WRITTEN PROBLEM: Give the number of lines that contain the string "Leave", please, and nothing else.
____
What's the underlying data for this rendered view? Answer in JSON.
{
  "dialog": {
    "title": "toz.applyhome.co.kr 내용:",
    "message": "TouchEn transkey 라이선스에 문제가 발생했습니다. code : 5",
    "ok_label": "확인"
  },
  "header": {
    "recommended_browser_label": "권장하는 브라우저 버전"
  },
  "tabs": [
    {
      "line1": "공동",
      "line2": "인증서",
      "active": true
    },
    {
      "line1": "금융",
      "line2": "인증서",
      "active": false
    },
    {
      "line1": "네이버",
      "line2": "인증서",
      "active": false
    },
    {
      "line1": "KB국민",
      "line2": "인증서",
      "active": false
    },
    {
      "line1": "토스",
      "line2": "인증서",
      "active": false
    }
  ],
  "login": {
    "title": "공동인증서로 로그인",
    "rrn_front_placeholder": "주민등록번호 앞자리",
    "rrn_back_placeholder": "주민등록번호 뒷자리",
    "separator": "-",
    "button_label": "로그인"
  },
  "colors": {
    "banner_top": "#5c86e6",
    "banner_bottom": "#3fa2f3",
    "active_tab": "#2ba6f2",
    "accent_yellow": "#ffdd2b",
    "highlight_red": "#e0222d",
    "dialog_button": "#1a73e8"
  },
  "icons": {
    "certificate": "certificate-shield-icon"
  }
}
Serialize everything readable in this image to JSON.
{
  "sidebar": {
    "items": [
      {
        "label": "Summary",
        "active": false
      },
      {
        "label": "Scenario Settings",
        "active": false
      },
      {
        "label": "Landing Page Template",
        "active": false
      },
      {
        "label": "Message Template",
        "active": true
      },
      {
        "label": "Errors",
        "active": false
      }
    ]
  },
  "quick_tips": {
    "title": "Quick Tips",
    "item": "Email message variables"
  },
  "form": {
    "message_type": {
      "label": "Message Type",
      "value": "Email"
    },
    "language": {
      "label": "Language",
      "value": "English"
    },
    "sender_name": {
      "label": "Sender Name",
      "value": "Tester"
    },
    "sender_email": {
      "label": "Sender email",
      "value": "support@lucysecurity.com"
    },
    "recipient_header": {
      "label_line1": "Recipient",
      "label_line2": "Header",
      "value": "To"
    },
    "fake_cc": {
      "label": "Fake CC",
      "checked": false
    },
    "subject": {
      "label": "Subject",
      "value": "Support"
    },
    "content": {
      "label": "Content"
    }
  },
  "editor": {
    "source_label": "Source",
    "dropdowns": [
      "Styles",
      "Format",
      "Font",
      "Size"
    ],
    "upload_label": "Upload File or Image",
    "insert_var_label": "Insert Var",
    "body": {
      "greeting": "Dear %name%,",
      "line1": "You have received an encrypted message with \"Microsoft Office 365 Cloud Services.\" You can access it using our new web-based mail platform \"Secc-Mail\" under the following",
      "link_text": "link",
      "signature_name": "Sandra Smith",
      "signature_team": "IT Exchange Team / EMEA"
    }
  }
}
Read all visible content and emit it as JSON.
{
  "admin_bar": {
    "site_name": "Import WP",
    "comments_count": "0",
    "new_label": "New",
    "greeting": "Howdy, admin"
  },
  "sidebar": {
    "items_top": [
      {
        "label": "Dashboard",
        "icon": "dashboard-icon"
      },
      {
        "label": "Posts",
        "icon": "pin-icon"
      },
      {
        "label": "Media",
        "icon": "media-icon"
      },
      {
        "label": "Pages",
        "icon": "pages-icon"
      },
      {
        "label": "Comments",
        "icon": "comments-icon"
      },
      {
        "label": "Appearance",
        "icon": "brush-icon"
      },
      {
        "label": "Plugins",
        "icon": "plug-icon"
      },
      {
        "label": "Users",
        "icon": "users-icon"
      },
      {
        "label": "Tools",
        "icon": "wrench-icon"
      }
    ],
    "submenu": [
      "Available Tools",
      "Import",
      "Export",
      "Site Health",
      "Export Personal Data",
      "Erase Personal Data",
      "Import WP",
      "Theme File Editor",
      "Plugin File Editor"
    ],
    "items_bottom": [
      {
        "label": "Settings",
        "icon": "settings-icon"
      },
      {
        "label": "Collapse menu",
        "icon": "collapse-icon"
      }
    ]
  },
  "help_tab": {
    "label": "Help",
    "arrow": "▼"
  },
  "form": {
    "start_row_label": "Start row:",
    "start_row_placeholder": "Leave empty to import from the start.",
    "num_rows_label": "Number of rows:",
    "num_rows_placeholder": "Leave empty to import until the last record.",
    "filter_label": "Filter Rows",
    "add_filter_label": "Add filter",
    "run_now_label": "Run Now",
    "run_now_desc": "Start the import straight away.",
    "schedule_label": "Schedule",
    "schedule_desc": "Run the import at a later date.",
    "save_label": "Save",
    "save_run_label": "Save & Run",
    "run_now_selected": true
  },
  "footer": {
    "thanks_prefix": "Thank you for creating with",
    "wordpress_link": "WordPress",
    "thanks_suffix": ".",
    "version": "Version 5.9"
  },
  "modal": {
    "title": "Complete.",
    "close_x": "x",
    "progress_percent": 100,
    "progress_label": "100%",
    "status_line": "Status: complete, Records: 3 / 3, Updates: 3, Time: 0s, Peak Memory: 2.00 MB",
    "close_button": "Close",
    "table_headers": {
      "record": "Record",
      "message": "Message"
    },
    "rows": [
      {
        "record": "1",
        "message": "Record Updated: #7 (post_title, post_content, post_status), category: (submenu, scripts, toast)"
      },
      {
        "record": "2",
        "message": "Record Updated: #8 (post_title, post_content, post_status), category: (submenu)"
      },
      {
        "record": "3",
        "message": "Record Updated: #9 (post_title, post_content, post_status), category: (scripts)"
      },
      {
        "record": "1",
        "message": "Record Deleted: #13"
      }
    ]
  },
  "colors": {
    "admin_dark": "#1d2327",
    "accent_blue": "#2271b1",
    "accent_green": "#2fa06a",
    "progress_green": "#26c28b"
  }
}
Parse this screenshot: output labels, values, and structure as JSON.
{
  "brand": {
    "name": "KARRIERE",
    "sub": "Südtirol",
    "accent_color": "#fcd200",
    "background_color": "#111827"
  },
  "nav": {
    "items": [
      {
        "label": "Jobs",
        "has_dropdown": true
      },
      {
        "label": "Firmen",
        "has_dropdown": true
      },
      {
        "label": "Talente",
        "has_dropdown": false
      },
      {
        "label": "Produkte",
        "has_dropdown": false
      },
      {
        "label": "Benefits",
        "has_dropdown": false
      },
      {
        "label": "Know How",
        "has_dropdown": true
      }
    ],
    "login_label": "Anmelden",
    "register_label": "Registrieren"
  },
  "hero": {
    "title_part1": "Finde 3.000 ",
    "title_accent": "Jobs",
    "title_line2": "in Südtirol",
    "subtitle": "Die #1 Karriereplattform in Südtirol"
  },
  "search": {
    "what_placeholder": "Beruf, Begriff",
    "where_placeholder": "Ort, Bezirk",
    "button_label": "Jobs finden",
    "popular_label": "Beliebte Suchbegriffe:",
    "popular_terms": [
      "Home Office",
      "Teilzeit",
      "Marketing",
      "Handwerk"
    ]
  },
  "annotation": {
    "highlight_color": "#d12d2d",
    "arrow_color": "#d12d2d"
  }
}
____
RESPONSE TO THIS TASK: 2